• WORK TASK
When you transcribe the lines below, keep every word the same and leave the pictures behind.

Document structure recognition data:

========================================================================

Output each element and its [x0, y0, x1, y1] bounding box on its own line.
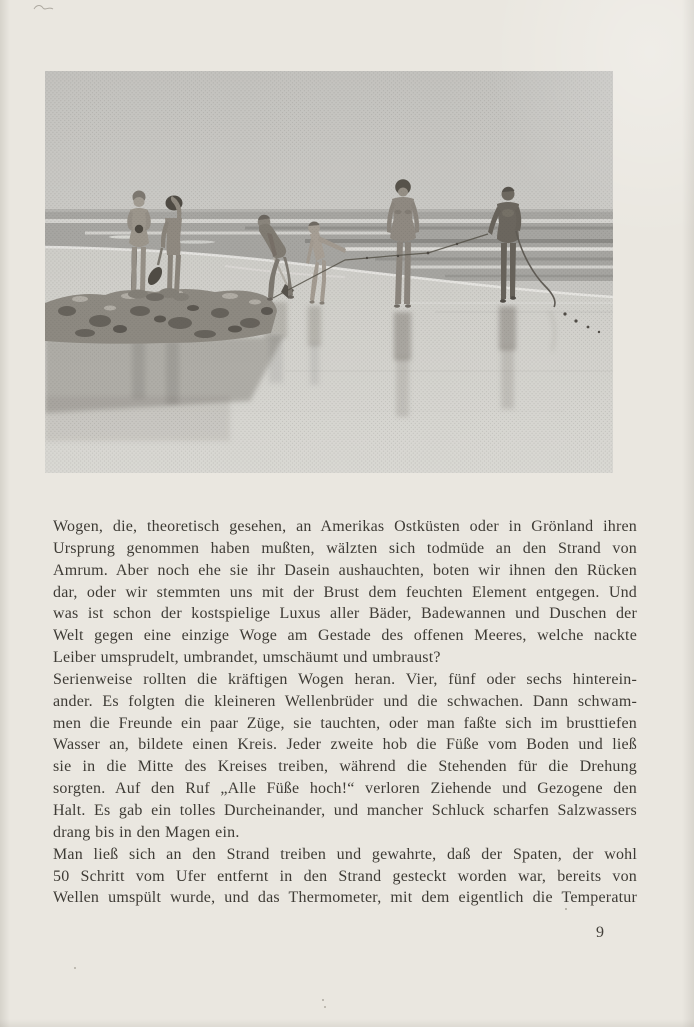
pencil-mark: [33, 3, 55, 13]
text-line: Leiber umsprudelt, umbrandet, umschäumt und umbraust?: [53, 649, 441, 667]
page-edge-shadow-right: [682, 0, 694, 1027]
halftone-overlay: [45, 71, 613, 473]
text-line: sie in die Mitte des Kreises treiben, während die Stehenden für die Drehung: [53, 758, 637, 776]
scan-speck: [565, 908, 567, 910]
text-line: Ursprung genommen haben mußten, wälzten sich todmüde an den Strand von: [53, 539, 637, 557]
text-line: sorgten. Auf den Ruf „Alle Füße hoch!“ verloren Ziehende und Gezogene den: [53, 780, 637, 798]
page-number: 9: [596, 924, 605, 941]
page-edge-shadow-left: [0, 0, 10, 1027]
text-line: Wellen umspült wurde, und das Thermometer, mit dem eigentlich die Temperatur: [53, 889, 637, 907]
text-line: was ist schon der kostspielige Luxus aller Bäder, Badewannen und Duschen der: [53, 605, 637, 623]
text-line: Serienweise rollten die kräftigen Wogen heran. Vier, fünf oder sechs hinterein-: [53, 670, 637, 688]
body-text: [53, 516, 637, 909]
text-line: men die Freunde ein paar Züge, sie tauchten, oder man faßte sich im brusttiefen: [53, 714, 637, 732]
paragraph-1: [53, 516, 637, 669]
beach-photograph-drawing: [45, 71, 613, 473]
text-line: Wasser an, bildete einen Kreis. Jeder zweite hob die Füße vom Boden und ließ: [53, 736, 637, 754]
text-line: Halt. Es gab ein tolles Durcheinander, und mancher Schluck scharfen Salzwassers: [53, 801, 637, 819]
text-line: drang bis in den Magen ein.: [53, 823, 240, 841]
text-line: Man ließ sich an den Strand treiben und gewahrte, daß der Spaten, der wohl: [53, 845, 637, 863]
text-line: Wogen, die, theoretisch gesehen, an Amerikas Ostküsten oder in Grönland ihren: [53, 518, 637, 535]
scan-speck: [74, 967, 76, 969]
text-line: 50 Schritt vom Ufer entfernt in den Strand gesteckt worden war, bereits von: [53, 867, 637, 885]
text-line: ander. Es folgten die kleineren Wellenbrüder und die schwachen. Dann schwam-: [53, 692, 637, 710]
beach-photograph: [45, 71, 613, 473]
text-line: Amrum. Aber noch ehe sie ihr Dasein aushauchten, boten wir ihnen den Rücken: [53, 561, 637, 579]
scan-speck: [322, 999, 324, 1001]
text-line: Welt gegen eine einzige Woge am Gestade des offenen Meeres, welche nackte: [53, 627, 637, 645]
text-line: dar, oder wir stemmten uns mit der Brust dem feuchten Element entgegen. Und: [53, 583, 637, 601]
scan-speck: [324, 1006, 326, 1008]
page-edge-shadow-bottom: [0, 1019, 694, 1027]
paragraph-3: [53, 844, 637, 910]
paragraph-2: [53, 669, 637, 844]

========================================================================

• SOLUTION FOR THIS EXERCISE
Output each element and its [x0, y0, x1, y1] bounding box on its own line.
pencil-mark: [33, 3, 55, 13]
text-line: Leiber umsprudelt, umbrandet, umschäumt und umbraust?: [53, 649, 441, 667]
page-edge-shadow-right: [682, 0, 694, 1027]
halftone-overlay: [45, 71, 613, 473]
text-line: sie in die Mitte des Kreises treiben, während die Stehenden für die Drehung: [53, 758, 637, 776]
scan-speck: [565, 908, 567, 910]
text-line: Ursprung genommen haben mußten, wälzten sich todmüde an den Strand von: [53, 539, 637, 557]
text-line: sorgten. Auf den Ruf „Alle Füße hoch!“ verloren Ziehende und Gezogene den: [53, 780, 637, 798]
page-number: 9: [596, 924, 605, 941]
page-edge-shadow-left: [0, 0, 10, 1027]
text-line: Wellen umspült wurde, und das Thermometer, mit dem eigentlich die Temperatur: [53, 889, 637, 907]
text-line: was ist schon der kostspielige Luxus aller Bäder, Badewannen und Duschen der: [53, 605, 637, 623]
text-line: Serienweise rollten die kräftigen Wogen heran. Vier, fünf oder sechs hinterein-: [53, 670, 637, 688]
body-text: [53, 516, 637, 909]
text-line: men die Freunde ein paar Züge, sie tauchten, oder man faßte sich im brusttiefen: [53, 714, 637, 732]
paragraph-1: [53, 516, 637, 669]
beach-photograph-drawing: [45, 71, 613, 473]
text-line: Wasser an, bildete einen Kreis. Jeder zweite hob die Füße vom Boden und ließ: [53, 736, 637, 754]
text-line: Halt. Es gab ein tolles Durcheinander, und mancher Schluck scharfen Salzwassers: [53, 801, 637, 819]
text-line: drang bis in den Magen ein.: [53, 823, 240, 841]
text-line: Man ließ sich an den Strand treiben und gewahrte, daß der Spaten, der wohl: [53, 845, 637, 863]
text-line: Wogen, die, theoretisch gesehen, an Amerikas Ostküsten oder in Grönland ihren: [53, 518, 637, 535]
scan-speck: [74, 967, 76, 969]
text-line: 50 Schritt vom Ufer entfernt in den Strand gesteckt worden war, bereits von: [53, 867, 637, 885]
text-line: ander. Es folgten die kleineren Wellenbrüder und die schwachen. Dann schwam-: [53, 692, 637, 710]
beach-photograph: [45, 71, 613, 473]
text-line: Amrum. Aber noch ehe sie ihr Dasein aushauchten, boten wir ihnen den Rücken: [53, 561, 637, 579]
scan-speck: [322, 999, 324, 1001]
text-line: Welt gegen eine einzige Woge am Gestade des offenen Meeres, welche nackte: [53, 627, 637, 645]
text-line: dar, oder wir stemmten uns mit der Brust dem feuchten Element entgegen. Und: [53, 583, 637, 601]
scan-speck: [324, 1006, 326, 1008]
page-edge-shadow-bottom: [0, 1019, 694, 1027]
paragraph-3: [53, 844, 637, 910]
paragraph-2: [53, 669, 637, 844]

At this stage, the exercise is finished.